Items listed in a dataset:
:::::

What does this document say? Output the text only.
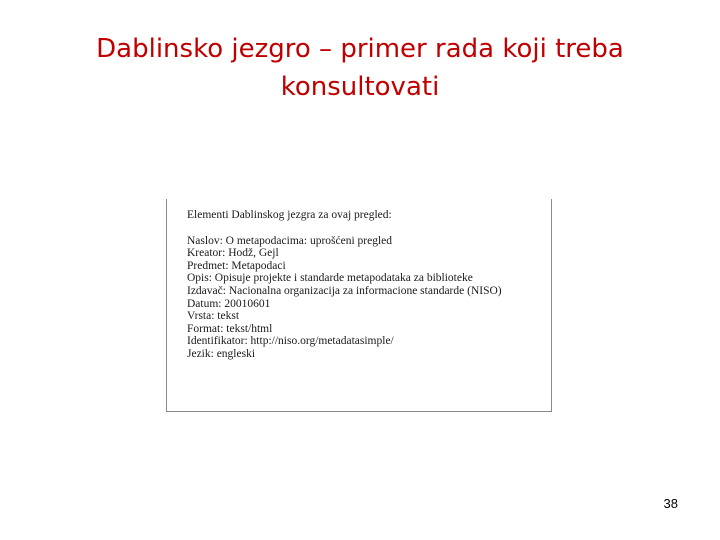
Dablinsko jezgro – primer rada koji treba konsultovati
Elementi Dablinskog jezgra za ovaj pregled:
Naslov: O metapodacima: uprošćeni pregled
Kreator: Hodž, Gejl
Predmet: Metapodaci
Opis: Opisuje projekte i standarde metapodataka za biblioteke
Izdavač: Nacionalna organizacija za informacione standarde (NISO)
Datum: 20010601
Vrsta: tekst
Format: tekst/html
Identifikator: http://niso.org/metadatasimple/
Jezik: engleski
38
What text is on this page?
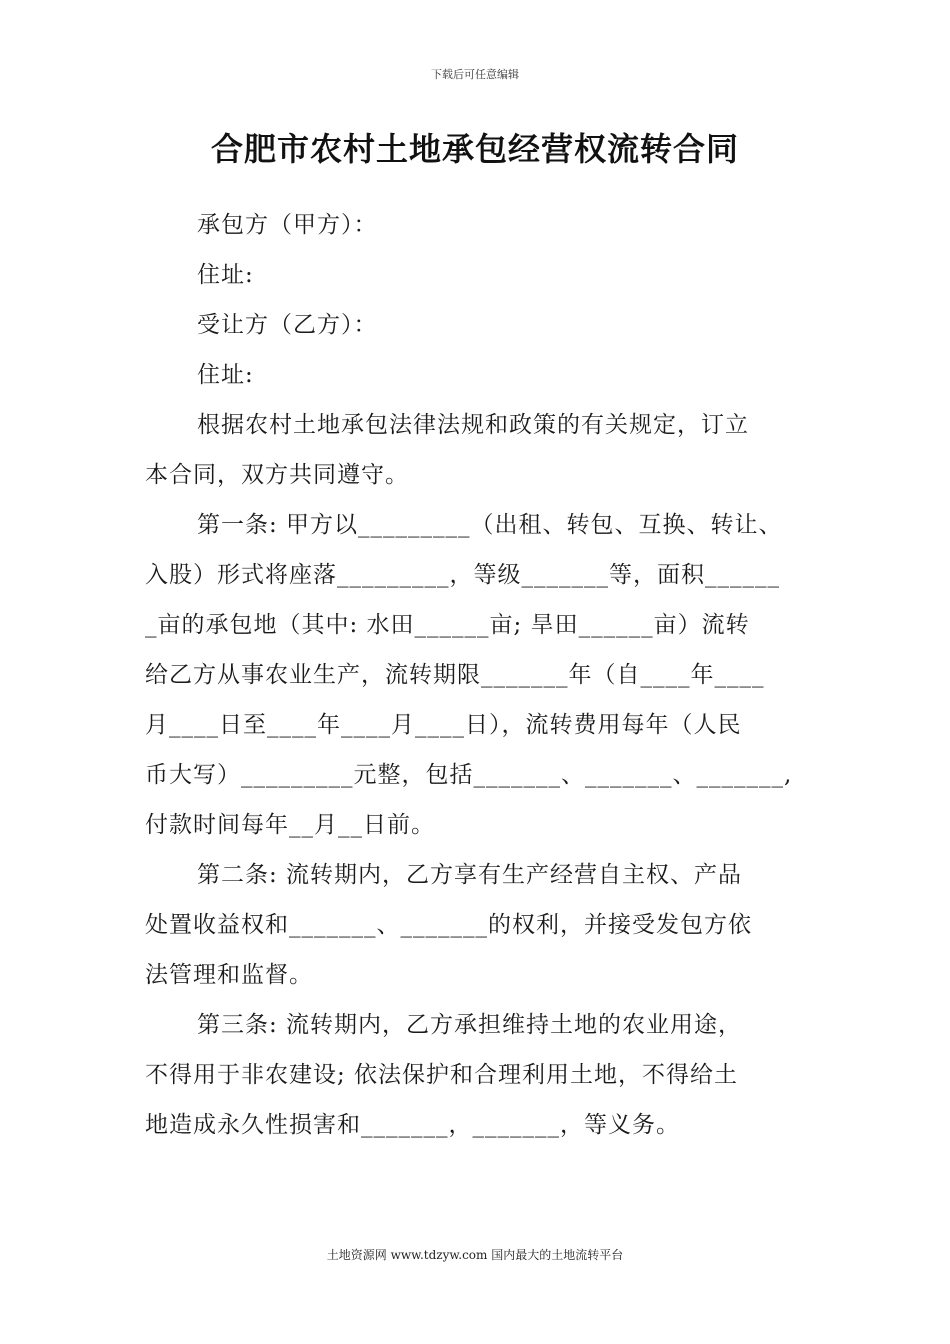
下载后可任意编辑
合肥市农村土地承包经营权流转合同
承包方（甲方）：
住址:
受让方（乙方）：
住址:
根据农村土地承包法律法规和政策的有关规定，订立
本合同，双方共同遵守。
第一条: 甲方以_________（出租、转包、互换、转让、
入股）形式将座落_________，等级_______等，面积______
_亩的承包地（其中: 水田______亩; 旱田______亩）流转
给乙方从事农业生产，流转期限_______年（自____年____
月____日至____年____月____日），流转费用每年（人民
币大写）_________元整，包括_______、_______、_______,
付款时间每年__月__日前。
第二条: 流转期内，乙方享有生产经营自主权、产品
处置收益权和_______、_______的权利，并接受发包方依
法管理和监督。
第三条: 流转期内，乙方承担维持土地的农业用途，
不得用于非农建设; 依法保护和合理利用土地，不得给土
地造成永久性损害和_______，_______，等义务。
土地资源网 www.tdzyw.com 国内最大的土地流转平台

:::::

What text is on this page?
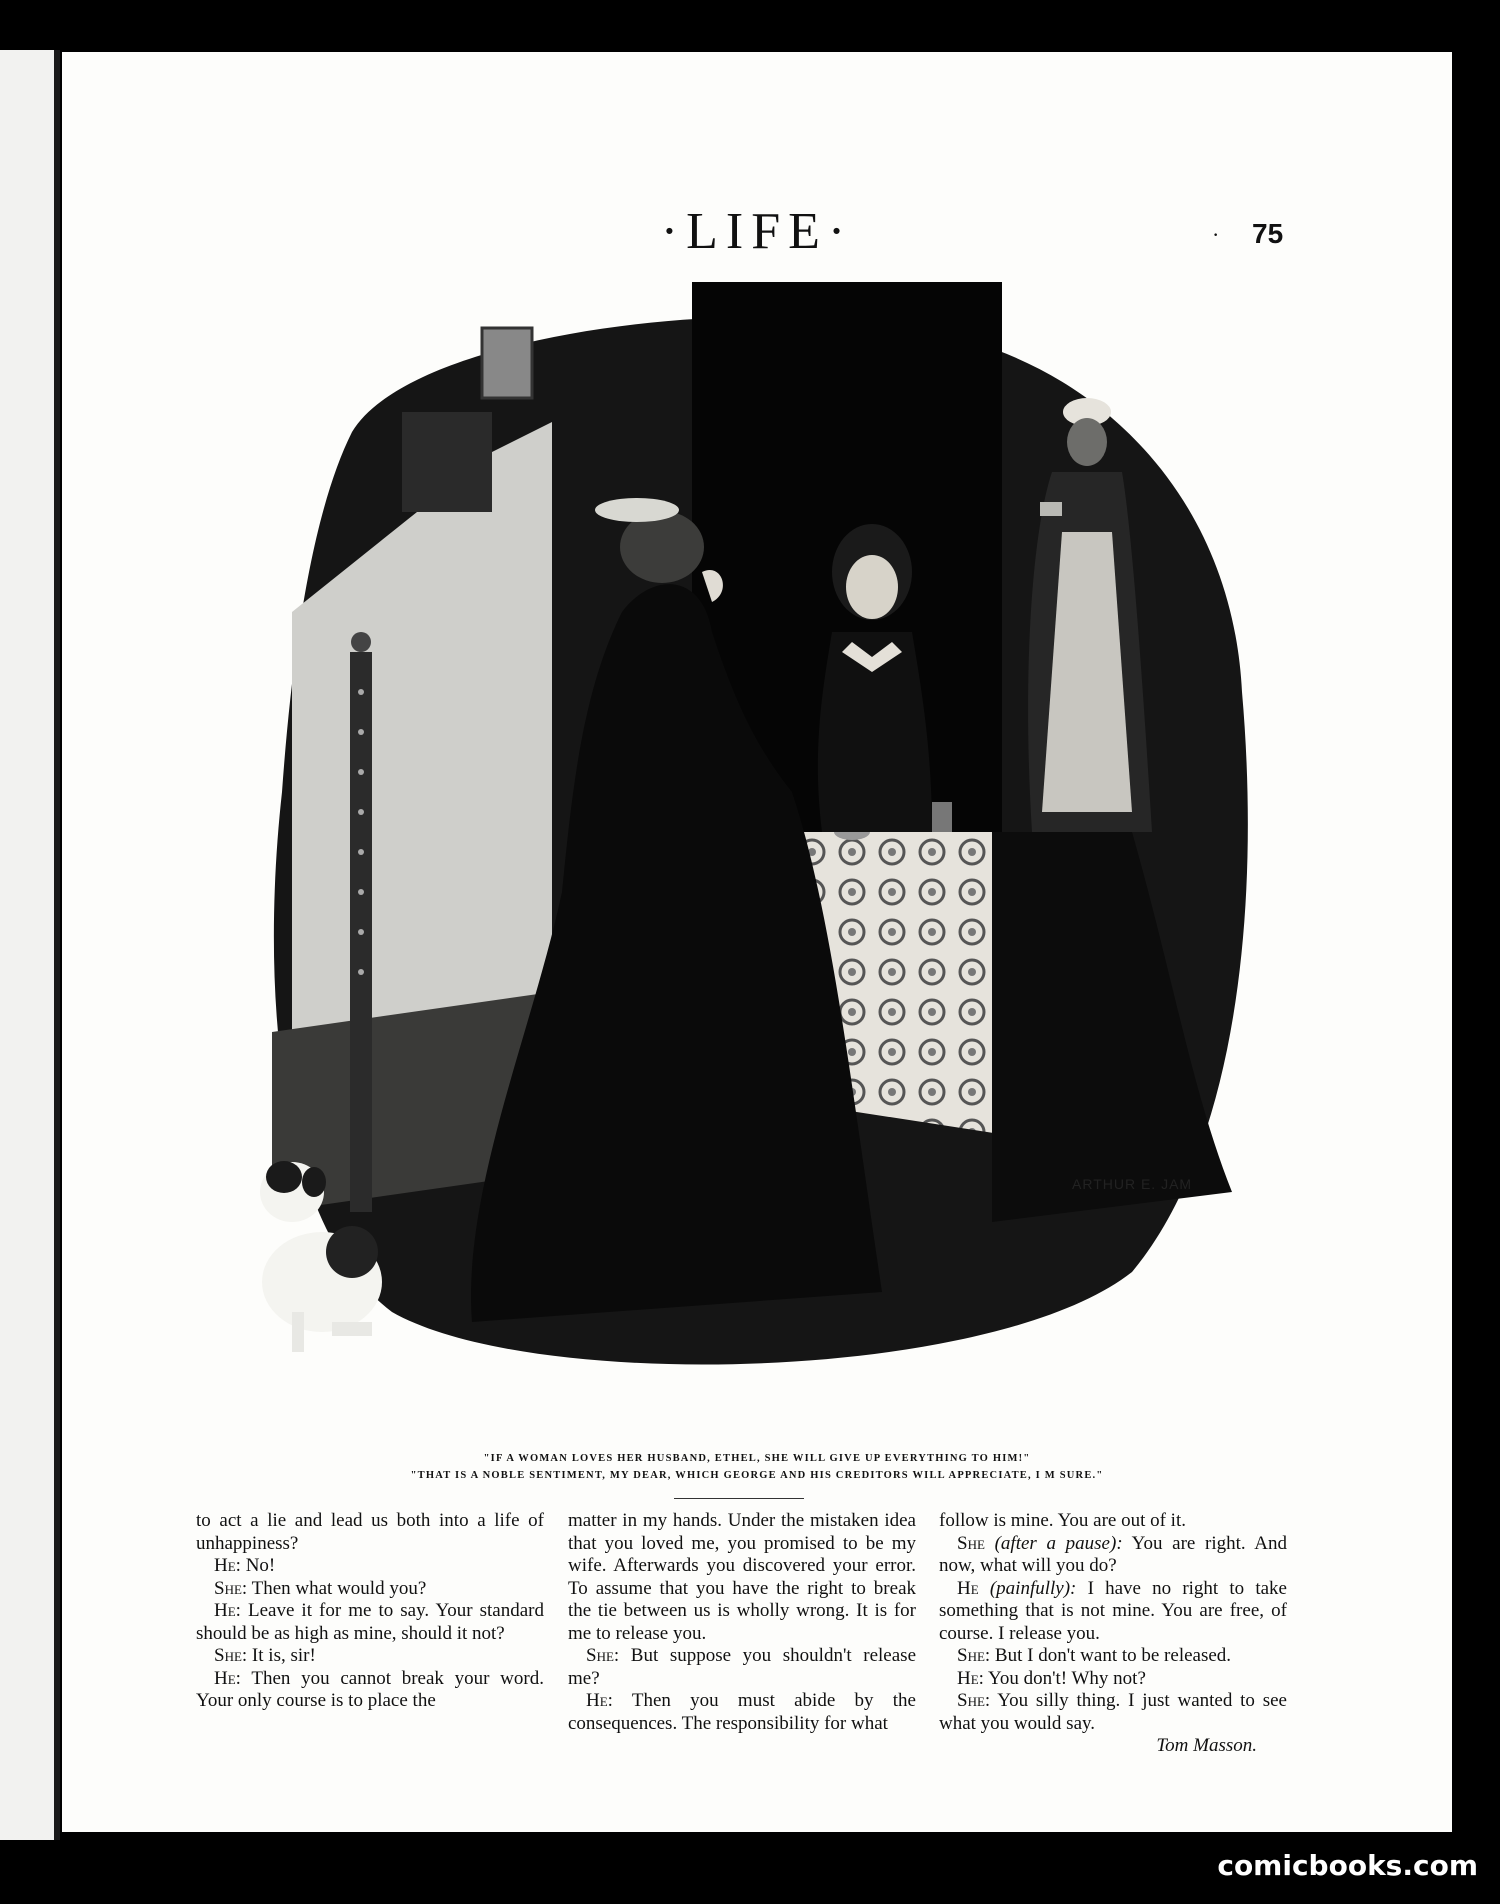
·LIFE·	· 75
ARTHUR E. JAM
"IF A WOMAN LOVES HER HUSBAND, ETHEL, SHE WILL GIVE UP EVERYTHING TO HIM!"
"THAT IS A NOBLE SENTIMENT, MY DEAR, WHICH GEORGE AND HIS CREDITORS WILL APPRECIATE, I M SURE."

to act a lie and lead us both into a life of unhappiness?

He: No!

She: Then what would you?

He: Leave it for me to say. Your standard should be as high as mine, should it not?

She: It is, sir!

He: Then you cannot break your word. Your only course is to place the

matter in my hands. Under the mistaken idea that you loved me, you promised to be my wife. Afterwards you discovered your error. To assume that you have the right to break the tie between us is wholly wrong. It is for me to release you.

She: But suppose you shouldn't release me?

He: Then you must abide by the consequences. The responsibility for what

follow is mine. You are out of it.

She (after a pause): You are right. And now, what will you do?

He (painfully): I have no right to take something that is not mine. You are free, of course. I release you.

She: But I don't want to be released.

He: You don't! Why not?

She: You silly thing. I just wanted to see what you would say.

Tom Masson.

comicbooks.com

:::::

__Exercise brief__:
Look through the entries above and list every line containing "mine".

__Result__:
He: Leave it for me to say. Your standard should be as high as mine, should it not?
follow is mine. You are out of it.
He (painfully): I have no right to take something that is not mine. You are free, of course. I release you.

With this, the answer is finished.